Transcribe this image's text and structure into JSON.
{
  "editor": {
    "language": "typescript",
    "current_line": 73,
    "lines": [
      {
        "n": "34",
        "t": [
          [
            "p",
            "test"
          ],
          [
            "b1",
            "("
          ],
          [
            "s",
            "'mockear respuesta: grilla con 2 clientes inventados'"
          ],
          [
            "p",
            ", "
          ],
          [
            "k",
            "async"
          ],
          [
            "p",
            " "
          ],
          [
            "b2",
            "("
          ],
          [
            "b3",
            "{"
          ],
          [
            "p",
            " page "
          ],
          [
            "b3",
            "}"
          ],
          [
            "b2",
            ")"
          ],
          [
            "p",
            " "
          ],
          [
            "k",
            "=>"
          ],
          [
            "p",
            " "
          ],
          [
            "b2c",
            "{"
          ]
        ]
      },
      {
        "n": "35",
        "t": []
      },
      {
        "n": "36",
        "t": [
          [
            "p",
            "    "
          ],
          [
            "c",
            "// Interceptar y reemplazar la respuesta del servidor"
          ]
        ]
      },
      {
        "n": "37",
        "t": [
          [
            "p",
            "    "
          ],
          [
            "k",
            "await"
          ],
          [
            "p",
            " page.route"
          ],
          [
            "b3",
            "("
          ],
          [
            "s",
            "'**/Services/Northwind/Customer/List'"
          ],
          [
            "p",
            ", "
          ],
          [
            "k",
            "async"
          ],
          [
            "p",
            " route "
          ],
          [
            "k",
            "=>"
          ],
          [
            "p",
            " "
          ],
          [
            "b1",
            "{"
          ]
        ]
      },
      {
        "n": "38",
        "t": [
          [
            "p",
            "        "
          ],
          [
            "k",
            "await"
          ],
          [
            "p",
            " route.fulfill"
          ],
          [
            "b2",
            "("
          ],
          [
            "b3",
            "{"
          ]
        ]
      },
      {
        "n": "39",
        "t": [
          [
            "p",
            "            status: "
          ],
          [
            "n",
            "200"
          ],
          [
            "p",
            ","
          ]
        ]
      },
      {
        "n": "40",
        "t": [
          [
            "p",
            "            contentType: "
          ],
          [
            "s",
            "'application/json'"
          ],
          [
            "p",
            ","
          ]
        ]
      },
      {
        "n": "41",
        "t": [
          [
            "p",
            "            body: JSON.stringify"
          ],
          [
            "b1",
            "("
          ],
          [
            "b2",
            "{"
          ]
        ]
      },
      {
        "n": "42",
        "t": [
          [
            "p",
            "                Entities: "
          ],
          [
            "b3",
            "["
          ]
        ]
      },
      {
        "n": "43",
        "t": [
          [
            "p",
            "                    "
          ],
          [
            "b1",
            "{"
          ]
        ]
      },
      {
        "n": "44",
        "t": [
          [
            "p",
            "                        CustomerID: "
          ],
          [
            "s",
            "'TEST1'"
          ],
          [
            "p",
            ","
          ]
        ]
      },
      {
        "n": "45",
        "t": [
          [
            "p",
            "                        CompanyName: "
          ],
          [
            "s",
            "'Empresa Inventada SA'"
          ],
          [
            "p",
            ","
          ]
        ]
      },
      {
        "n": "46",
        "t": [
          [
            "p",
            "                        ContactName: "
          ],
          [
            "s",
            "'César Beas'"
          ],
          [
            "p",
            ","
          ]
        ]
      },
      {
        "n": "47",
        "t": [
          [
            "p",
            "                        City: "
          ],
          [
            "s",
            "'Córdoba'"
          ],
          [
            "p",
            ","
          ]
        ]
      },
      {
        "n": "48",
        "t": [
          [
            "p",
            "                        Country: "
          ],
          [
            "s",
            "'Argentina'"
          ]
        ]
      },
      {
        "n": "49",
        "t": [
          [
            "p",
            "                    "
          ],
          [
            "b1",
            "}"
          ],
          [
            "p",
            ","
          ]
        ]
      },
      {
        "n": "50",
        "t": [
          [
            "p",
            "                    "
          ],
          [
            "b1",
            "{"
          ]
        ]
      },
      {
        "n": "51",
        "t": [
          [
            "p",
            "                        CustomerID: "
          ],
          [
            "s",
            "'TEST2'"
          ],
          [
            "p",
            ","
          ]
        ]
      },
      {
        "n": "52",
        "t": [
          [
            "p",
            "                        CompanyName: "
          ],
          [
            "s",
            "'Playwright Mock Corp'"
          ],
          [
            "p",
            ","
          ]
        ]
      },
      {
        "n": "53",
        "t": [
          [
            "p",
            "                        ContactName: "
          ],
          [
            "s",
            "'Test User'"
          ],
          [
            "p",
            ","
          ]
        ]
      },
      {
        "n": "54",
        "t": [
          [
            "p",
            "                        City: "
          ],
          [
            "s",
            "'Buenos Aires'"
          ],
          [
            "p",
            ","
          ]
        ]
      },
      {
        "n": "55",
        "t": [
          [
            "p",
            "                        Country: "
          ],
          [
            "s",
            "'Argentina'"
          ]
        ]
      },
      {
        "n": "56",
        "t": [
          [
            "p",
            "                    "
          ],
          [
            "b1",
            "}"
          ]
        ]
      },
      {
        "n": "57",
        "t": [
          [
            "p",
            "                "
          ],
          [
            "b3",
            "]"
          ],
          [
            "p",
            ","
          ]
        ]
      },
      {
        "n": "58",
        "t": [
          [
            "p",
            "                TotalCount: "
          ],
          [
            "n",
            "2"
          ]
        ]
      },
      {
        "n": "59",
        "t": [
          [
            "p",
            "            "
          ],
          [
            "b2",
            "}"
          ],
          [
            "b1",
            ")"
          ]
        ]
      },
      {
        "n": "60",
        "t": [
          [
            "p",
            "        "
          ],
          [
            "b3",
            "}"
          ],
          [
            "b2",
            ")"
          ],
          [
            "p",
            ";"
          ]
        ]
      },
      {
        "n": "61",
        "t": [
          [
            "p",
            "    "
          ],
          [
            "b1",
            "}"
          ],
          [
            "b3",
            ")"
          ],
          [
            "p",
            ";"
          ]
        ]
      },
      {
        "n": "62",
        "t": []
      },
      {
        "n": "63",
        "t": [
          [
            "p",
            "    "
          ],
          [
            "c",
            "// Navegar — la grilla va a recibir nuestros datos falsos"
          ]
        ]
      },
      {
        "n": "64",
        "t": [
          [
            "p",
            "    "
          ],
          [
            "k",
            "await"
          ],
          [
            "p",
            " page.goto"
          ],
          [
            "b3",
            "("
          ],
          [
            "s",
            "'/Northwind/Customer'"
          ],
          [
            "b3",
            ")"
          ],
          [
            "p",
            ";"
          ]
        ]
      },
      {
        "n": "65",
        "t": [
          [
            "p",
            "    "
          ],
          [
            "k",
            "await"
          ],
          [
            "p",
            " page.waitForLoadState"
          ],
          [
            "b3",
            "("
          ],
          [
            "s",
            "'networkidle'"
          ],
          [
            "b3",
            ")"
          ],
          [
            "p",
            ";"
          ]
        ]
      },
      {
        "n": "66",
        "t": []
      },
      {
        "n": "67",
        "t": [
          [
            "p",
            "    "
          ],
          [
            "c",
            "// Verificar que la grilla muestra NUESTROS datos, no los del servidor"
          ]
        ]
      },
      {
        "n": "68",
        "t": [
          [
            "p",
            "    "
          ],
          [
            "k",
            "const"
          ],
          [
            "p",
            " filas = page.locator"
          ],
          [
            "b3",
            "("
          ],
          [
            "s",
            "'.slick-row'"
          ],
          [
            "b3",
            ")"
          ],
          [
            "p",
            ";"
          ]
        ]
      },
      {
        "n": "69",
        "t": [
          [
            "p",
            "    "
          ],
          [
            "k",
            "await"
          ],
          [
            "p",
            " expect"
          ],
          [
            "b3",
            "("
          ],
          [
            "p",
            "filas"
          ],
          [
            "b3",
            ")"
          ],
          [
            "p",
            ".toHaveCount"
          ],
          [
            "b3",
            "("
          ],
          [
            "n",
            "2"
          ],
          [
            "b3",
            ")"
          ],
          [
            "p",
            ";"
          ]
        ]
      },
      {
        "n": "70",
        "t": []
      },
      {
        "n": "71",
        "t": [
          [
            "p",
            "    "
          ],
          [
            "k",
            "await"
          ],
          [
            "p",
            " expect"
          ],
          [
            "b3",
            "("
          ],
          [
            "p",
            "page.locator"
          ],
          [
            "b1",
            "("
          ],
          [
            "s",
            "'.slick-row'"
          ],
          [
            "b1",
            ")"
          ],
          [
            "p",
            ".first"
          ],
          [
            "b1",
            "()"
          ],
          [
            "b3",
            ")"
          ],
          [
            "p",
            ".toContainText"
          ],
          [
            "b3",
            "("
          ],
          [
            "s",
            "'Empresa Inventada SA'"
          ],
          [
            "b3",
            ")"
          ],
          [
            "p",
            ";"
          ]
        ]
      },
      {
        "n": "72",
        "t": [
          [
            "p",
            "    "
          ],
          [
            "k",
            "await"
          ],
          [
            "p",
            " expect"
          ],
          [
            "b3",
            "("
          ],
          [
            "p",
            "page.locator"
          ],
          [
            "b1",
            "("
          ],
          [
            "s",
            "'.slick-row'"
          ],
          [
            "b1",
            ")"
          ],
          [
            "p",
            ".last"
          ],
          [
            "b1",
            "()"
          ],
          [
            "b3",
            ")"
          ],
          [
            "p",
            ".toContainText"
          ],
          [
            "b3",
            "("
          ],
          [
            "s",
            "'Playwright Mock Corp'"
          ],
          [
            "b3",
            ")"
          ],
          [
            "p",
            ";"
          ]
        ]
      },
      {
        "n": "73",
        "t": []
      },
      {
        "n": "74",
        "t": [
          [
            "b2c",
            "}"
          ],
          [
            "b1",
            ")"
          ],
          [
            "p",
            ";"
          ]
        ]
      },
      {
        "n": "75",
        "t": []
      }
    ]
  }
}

○ ○ ○ ○ ○ ○ ○

### Aim of the task
Search the records for the string "datos" and return every line in which it occurs.

### Output for this exercise
            "// Navegar — la grilla va a recibir nuestros datos falsos"
            "// Verificar que la grilla muestra NUESTROS datos, no los del servidor"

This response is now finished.